■ Exercise aim ■
Type the records out again in full, exactly.
>> start Input data
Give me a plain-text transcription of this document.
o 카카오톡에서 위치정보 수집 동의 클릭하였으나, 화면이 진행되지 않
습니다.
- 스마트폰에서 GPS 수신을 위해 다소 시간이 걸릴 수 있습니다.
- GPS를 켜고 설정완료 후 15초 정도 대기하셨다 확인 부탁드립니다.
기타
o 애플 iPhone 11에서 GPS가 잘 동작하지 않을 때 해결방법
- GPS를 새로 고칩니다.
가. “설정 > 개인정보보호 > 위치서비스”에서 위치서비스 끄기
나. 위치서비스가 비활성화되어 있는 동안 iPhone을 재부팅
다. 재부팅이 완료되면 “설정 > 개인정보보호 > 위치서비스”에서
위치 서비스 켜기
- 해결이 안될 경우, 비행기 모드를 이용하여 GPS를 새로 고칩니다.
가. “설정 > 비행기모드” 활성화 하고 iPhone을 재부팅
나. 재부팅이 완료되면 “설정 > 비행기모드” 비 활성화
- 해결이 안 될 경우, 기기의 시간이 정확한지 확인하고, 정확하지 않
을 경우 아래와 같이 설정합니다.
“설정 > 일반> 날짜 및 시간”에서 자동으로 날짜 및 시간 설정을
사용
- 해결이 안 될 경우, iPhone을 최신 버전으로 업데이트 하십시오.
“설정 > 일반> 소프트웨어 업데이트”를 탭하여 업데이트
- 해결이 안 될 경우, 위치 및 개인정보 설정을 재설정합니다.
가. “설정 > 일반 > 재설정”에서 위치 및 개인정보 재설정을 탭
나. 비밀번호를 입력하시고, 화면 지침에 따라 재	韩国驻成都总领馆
>> end Input data
■ Task solution ■
Give me a plain-text transcription of this document.
o 카카오톡에서 위치정보 수집 동의 클릭하였으나, 화면이 진행되지 않
습니다.
- 스마트폰에서 GPS 수신을 위해 다소 시간이 걸릴 수 있습니다.
- GPS를 켜고 설정완료 후 15초 정도 대기하셨다 확인 부탁드립니다.
기타
o 애플 iPhone 11에서 GPS가 잘 동작하지 않을 때 해결방법
- GPS를 새로 고칩니다.
가. “설정 > 개인정보보호 > 위치서비스”에서 위치서비스 끄기
나. 위치서비스가 비활성화되어 있는 동안 iPhone을 재부팅
다. 재부팅이 완료되면 “설정 > 개인정보보호 > 위치서비스”에서
위치 서비스 켜기
- 해결이 안될 경우, 비행기 모드를 이용하여 GPS를 새로 고칩니다.
가. “설정 > 비행기모드” 활성화 하고 iPhone을 재부팅
나. 재부팅이 완료되면 “설정 > 비행기모드” 비 활성화
- 해결이 안 될 경우, 기기의 시간이 정확한지 확인하고, 정확하지 않
을 경우 아래와 같이 설정합니다.
“설정 > 일반> 날짜 및 시간”에서 자동으로 날짜 및 시간 설정을
사용
- 해결이 안 될 경우, iPhone을 최신 버전으로 업데이트 하십시오.
“설정 > 일반> 소프트웨어 업데이트”를 탭하여 업데이트
- 해결이 안 될 경우, 위치 및 개인정보 설정을 재설정합니다.
가. “설정 > 일반 > 재설정”에서 위치 및 개인정보 재설정을 탭
나. 비밀번호를 입력하시고, 화면 지침에 따라 재	韩国驻成都总领馆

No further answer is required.